### To do
Reproduce every record below exactly as written, but leave out any pictures.

### Data for this task
►

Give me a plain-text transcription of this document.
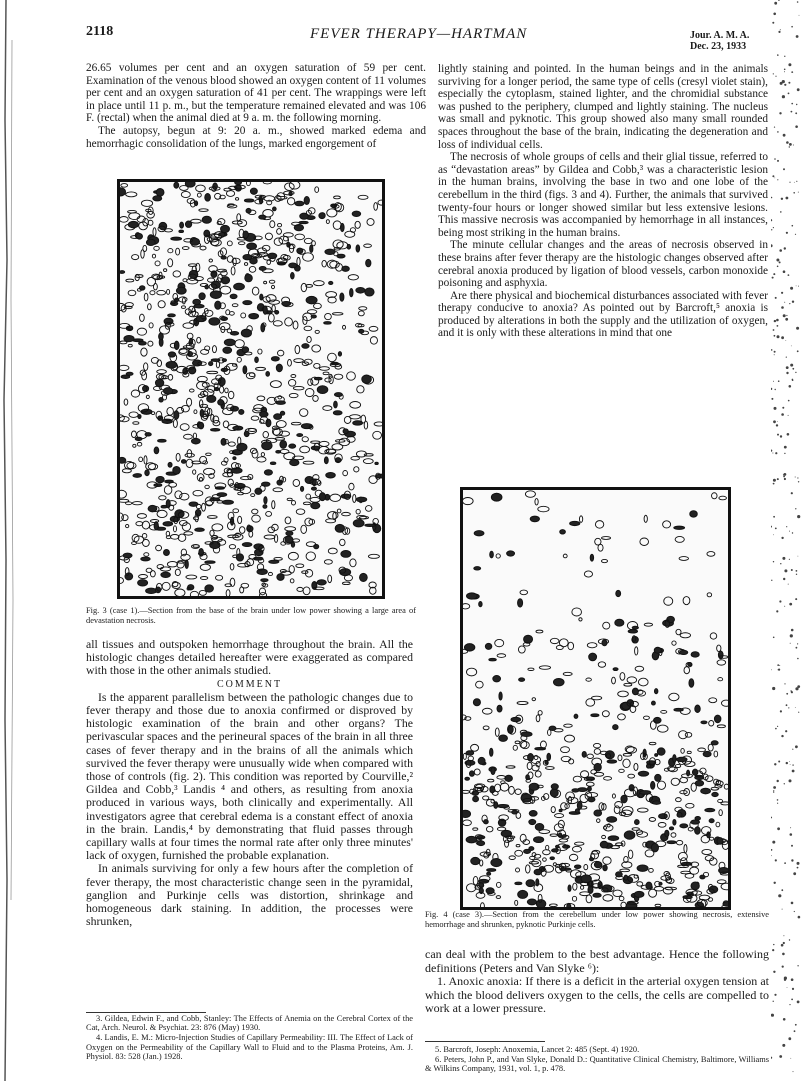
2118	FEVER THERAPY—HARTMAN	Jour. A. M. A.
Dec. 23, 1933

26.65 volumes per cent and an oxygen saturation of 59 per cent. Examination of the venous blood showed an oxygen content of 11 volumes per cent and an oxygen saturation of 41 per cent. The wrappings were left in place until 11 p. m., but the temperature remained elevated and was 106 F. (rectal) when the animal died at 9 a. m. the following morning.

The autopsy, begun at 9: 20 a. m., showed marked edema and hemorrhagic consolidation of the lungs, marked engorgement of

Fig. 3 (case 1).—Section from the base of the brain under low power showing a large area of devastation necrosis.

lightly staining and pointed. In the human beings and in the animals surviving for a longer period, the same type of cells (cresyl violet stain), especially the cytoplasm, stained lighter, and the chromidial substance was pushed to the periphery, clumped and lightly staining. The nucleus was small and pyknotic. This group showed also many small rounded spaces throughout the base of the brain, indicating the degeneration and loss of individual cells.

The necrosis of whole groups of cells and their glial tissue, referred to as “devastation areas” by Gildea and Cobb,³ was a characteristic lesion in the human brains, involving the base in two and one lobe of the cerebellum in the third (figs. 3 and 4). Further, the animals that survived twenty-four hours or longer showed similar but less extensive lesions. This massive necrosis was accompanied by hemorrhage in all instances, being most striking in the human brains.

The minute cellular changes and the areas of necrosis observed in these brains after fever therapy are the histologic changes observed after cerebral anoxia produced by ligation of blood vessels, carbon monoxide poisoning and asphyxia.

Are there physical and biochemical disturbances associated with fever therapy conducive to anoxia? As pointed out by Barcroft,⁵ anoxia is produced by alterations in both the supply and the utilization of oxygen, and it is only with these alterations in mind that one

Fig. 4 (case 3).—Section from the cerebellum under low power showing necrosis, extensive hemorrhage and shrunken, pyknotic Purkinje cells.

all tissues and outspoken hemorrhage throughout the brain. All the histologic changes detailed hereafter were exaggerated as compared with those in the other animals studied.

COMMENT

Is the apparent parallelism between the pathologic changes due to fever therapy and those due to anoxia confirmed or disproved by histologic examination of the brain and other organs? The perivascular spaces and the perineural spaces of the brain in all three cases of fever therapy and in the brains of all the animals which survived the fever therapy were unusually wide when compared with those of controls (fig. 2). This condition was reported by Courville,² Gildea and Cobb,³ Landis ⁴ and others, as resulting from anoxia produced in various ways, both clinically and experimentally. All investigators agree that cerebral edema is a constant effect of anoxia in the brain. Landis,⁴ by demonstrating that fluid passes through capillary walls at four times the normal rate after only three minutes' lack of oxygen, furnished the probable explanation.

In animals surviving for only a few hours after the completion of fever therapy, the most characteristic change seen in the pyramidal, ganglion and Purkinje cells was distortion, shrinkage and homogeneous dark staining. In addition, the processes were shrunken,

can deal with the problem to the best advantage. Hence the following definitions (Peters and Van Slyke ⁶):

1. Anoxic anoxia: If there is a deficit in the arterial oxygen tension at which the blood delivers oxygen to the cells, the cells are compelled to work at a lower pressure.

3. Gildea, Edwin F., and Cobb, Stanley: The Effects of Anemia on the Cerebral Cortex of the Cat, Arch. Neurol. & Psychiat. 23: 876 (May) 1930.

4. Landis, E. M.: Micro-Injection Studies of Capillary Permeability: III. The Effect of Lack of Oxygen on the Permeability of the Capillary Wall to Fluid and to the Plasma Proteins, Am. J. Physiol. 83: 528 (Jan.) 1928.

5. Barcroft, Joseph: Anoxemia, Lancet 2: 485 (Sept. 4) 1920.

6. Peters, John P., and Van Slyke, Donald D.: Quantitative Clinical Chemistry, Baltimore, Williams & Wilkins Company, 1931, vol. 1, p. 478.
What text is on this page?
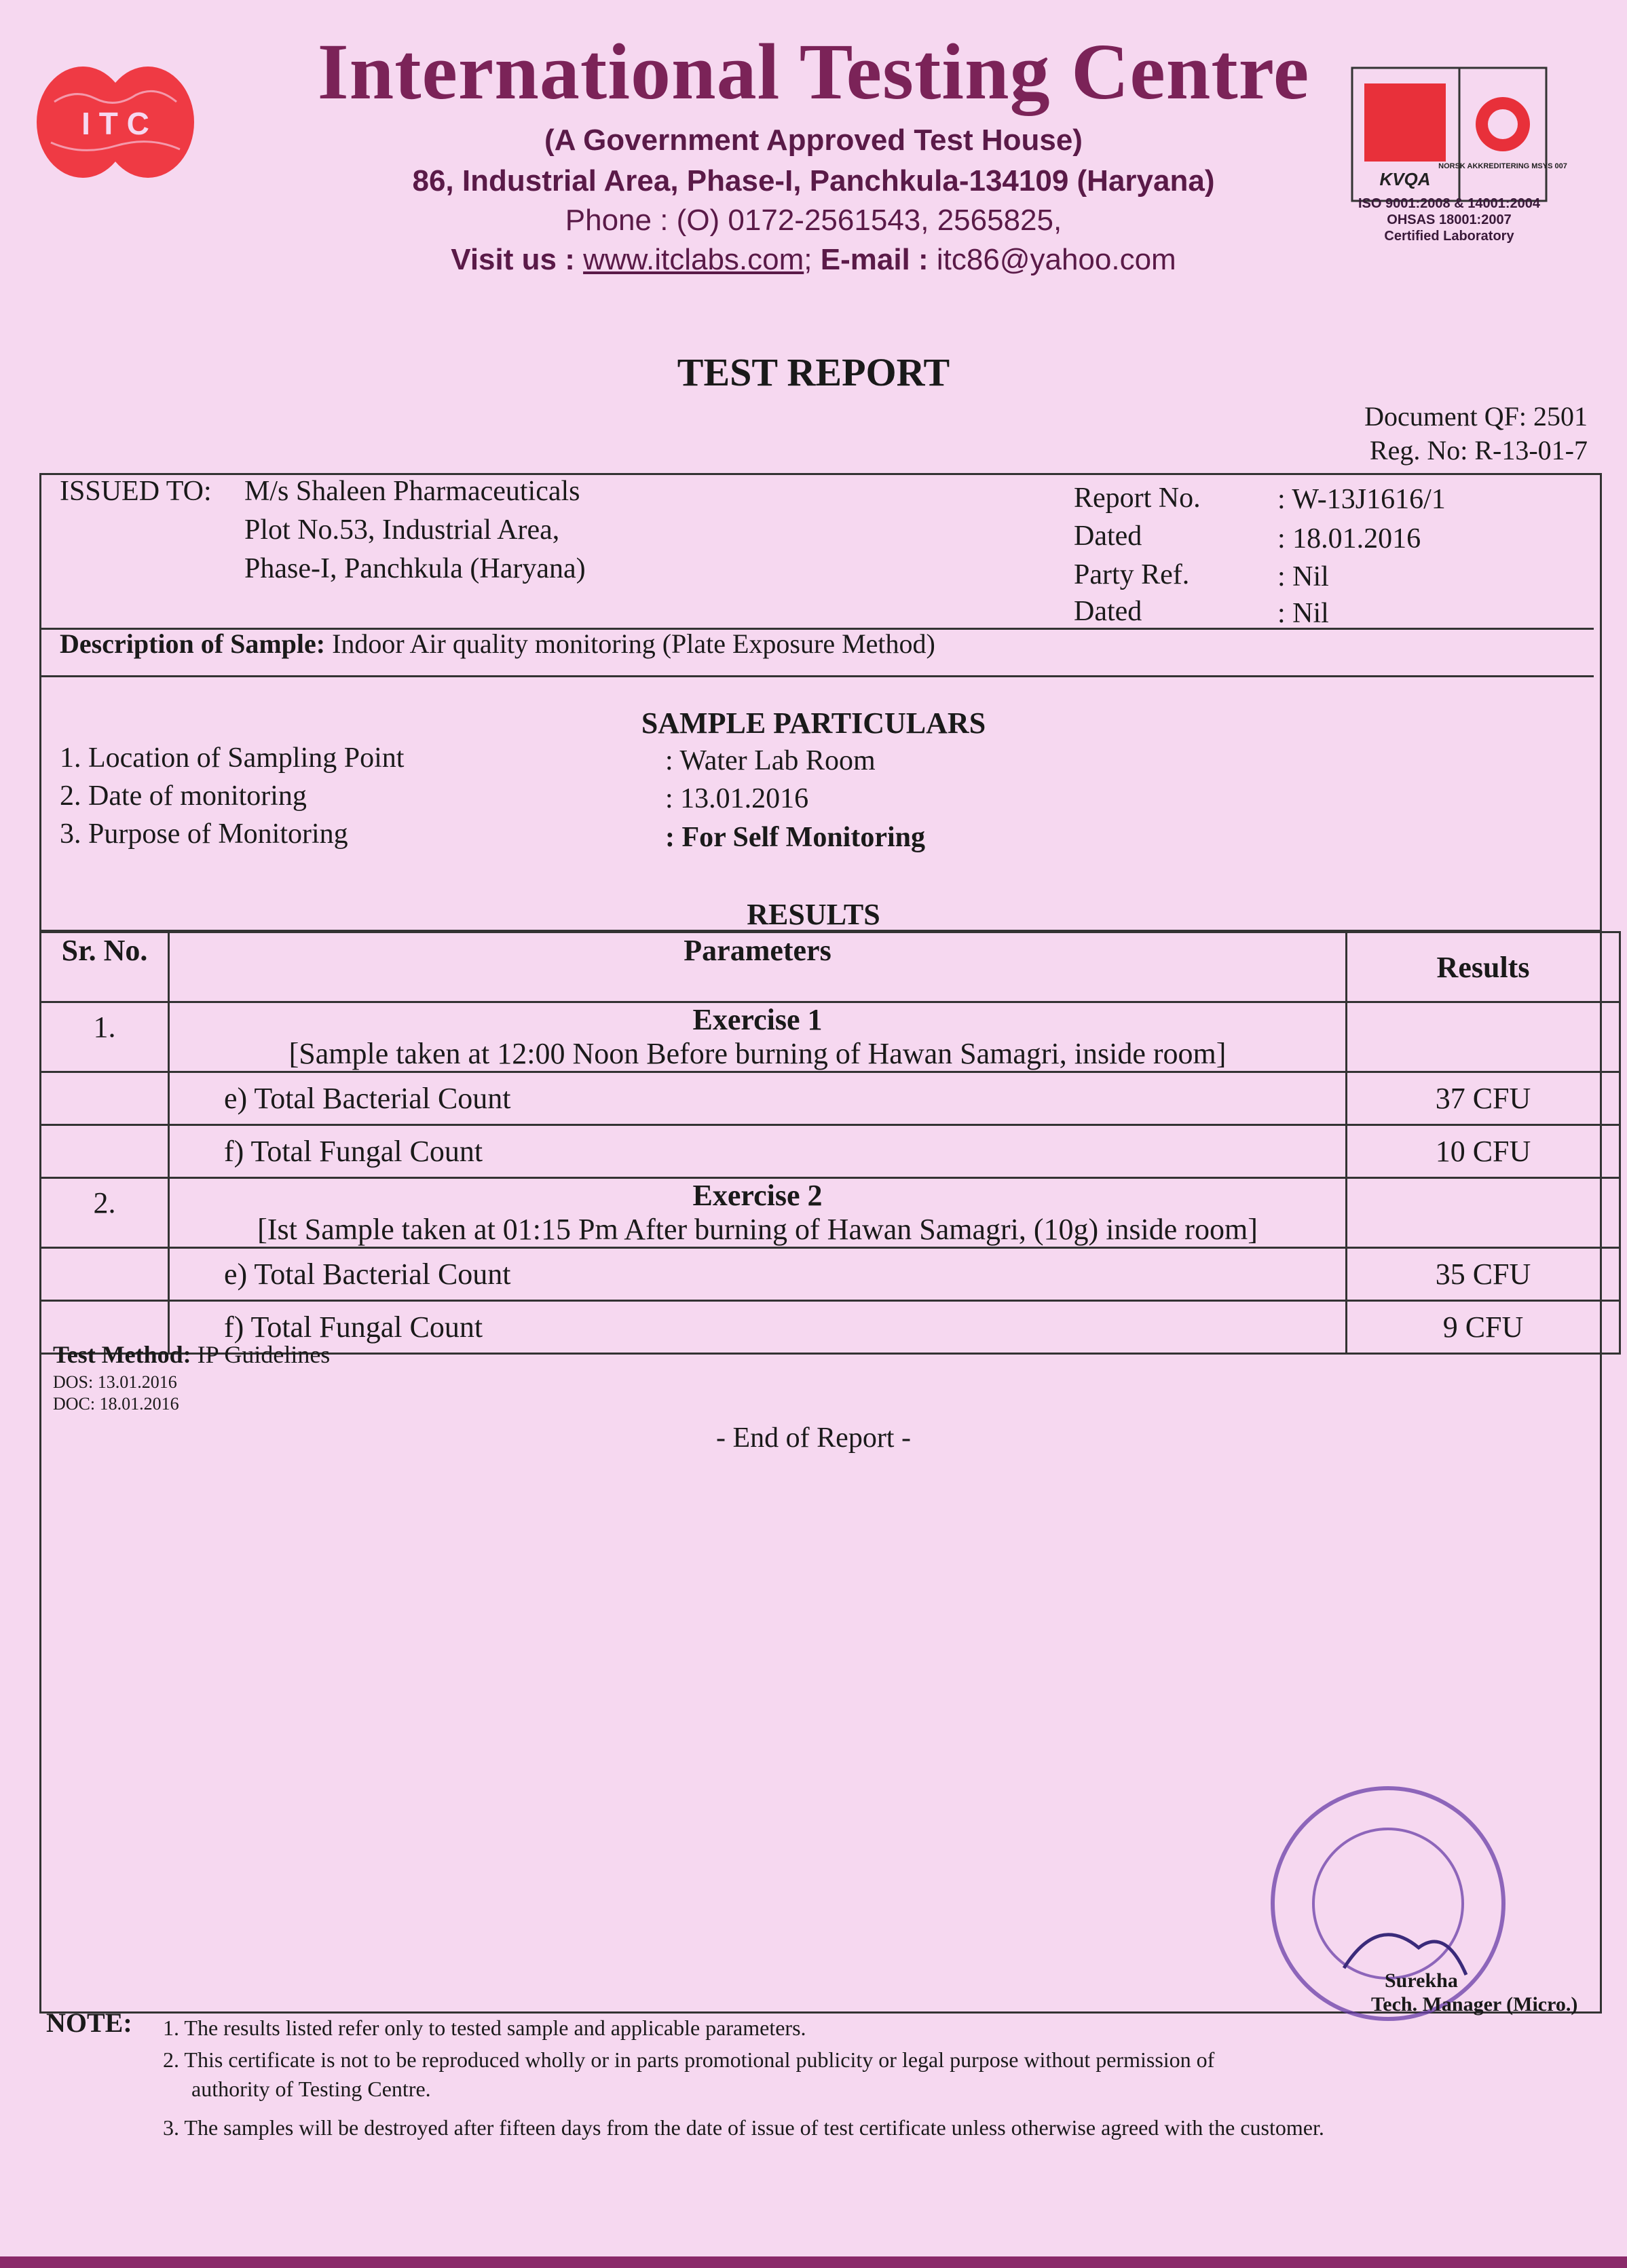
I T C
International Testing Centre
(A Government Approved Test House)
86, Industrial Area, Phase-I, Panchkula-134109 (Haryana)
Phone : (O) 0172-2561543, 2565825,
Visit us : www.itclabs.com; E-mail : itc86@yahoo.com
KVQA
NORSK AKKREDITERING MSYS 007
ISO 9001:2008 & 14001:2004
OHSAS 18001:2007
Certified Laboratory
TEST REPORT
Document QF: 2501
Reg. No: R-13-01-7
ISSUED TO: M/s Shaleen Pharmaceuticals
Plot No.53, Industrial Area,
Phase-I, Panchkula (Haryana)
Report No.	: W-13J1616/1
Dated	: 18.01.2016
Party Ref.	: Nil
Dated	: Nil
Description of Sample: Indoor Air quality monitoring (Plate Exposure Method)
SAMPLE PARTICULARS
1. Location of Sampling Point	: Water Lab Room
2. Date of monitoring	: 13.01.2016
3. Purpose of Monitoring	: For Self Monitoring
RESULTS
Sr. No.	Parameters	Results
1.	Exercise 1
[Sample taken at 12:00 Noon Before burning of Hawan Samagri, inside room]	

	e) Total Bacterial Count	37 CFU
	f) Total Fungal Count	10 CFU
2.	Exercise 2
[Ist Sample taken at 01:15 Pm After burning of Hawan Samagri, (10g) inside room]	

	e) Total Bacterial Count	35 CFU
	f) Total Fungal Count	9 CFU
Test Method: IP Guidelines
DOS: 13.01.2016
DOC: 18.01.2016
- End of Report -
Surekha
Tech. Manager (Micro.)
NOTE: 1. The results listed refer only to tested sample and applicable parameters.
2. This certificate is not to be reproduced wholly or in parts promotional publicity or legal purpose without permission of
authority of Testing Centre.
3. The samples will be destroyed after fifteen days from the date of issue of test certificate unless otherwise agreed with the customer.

◄

### Exercise output
Give me a plain-text transcription of this document.
2118	FEVER THERAPY—HARTMAN	Jour. A. M. A.
Dec. 23, 1933

26.65 volumes per cent and an oxygen saturation of 59 per cent. Examination of the venous blood showed an oxygen content of 11 volumes per cent and an oxygen saturation of 41 per cent. The wrappings were left in place until 11 p. m., but the temperature remained elevated and was 106 F. (rectal) when the animal died at 9 a. m. the following morning.

The autopsy, begun at 9: 20 a. m., showed marked edema and hemorrhagic consolidation of the lungs, marked engorgement of

Fig. 3 (case 1).—Section from the base of the brain under low power showing a large area of devastation necrosis.

lightly staining and pointed. In the human beings and in the animals surviving for a longer period, the same type of cells (cresyl violet stain), especially the cytoplasm, stained lighter, and the chromidial substance was pushed to the periphery, clumped and lightly staining. The nucleus was small and pyknotic. This group showed also many small rounded spaces throughout the base of the brain, indicating the degeneration and loss of individual cells.

The necrosis of whole groups of cells and their glial tissue, referred to as “devastation areas” by Gildea and Cobb,³ was a characteristic lesion in the human brains, involving the base in two and one lobe of the cerebellum in the third (figs. 3 and 4). Further, the animals that survived twenty-four hours or longer showed similar but less extensive lesions. This massive necrosis was accompanied by hemorrhage in all instances, being most striking in the human brains.

The minute cellular changes and the areas of necrosis observed in these brains after fever therapy are the histologic changes observed after cerebral anoxia produced by ligation of blood vessels, carbon monoxide poisoning and asphyxia.

Are there physical and biochemical disturbances associated with fever therapy conducive to anoxia? As pointed out by Barcroft,⁵ anoxia is produced by alterations in both the supply and the utilization of oxygen, and it is only with these alterations in mind that one

Fig. 4 (case 3).—Section from the cerebellum under low power showing necrosis, extensive hemorrhage and shrunken, pyknotic Purkinje cells.

all tissues and outspoken hemorrhage throughout the brain. All the histologic changes detailed hereafter were exaggerated as compared with those in the other animals studied.

COMMENT

Is the apparent parallelism between the pathologic changes due to fever therapy and those due to anoxia confirmed or disproved by histologic examination of the brain and other organs? The perivascular spaces and the perineural spaces of the brain in all three cases of fever therapy and in the brains of all the animals which survived the fever therapy were unusually wide when compared with those of controls (fig. 2). This condition was reported by Courville,² Gildea and Cobb,³ Landis ⁴ and others, as resulting from anoxia produced in various ways, both clinically and experimentally. All investigators agree that cerebral edema is a constant effect of anoxia in the brain. Landis,⁴ by demonstrating that fluid passes through capillary walls at four times the normal rate after only three minutes' lack of oxygen, furnished the probable explanation.

In animals surviving for only a few hours after the completion of fever therapy, the most characteristic change seen in the pyramidal, ganglion and Purkinje cells was distortion, shrinkage and homogeneous dark staining. In addition, the processes were shrunken,

can deal with the problem to the best advantage. Hence the following definitions (Peters and Van Slyke ⁶):

1. Anoxic anoxia: If there is a deficit in the arterial oxygen tension at which the blood delivers oxygen to the cells, the cells are compelled to work at a lower pressure.

3. Gildea, Edwin F., and Cobb, Stanley: The Effects of Anemia on the Cerebral Cortex of the Cat, Arch. Neurol. & Psychiat. 23: 876 (May) 1930.

4. Landis, E. M.: Micro-Injection Studies of Capillary Permeability: III. The Effect of Lack of Oxygen on the Permeability of the Capillary Wall to Fluid and to the Plasma Proteins, Am. J. Physiol. 83: 528 (Jan.) 1928.

5. Barcroft, Joseph: Anoxemia, Lancet 2: 485 (Sept. 4) 1920.

6. Peters, John P., and Van Slyke, Donald D.: Quantitative Clinical Chemistry, Baltimore, Williams & Wilkins Company, 1931, vol. 1, p. 478.
What text is on this page?
I T C
International Testing Centre
(A Government Approved Test House)
86, Industrial Area, Phase-I, Panchkula-134109 (Haryana)
Phone : (O) 0172-2561543, 2565825,
Visit us : www.itclabs.com; E-mail : itc86@yahoo.com
KVQA
NORSK AKKREDITERING MSYS 007
ISO 9001:2008 & 14001:2004
OHSAS 18001:2007
Certified Laboratory
TEST REPORT
Document QF: 2501
Reg. No: R-13-01-7
ISSUED TO: M/s Shaleen Pharmaceuticals
Plot No.53, Industrial Area,
Phase-I, Panchkula (Haryana)
Report No.	: W-13J1616/1
Dated	: 18.01.2016
Party Ref.	: Nil
Dated	: Nil
Description of Sample: Indoor Air quality monitoring (Plate Exposure Method)
SAMPLE PARTICULARS
1. Location of Sampling Point	: Water Lab Room
2. Date of monitoring	: 13.01.2016
3. Purpose of Monitoring	: For Self Monitoring
RESULTS
Sr. No.	Parameters	Results
1.	Exercise 1
[Sample taken at 12:00 Noon Before burning of Hawan Samagri, inside room]	

	e) Total Bacterial Count	37 CFU
	f) Total Fungal Count	10 CFU
2.	Exercise 2
[Ist Sample taken at 01:15 Pm After burning of Hawan Samagri, (10g) inside room]	

	e) Total Bacterial Count	35 CFU
	f) Total Fungal Count	9 CFU
Test Method: IP Guidelines
DOS: 13.01.2016
DOC: 18.01.2016
- End of Report -
Surekha
Tech. Manager (Micro.)
NOTE: 1. The results listed refer only to tested sample and applicable parameters.
2. This certificate is not to be reproduced wholly or in parts promotional publicity or legal purpose without permission of
authority of Testing Centre.
3. The samples will be destroyed after fifteen days from the date of issue of test certificate unless otherwise agreed with the customer.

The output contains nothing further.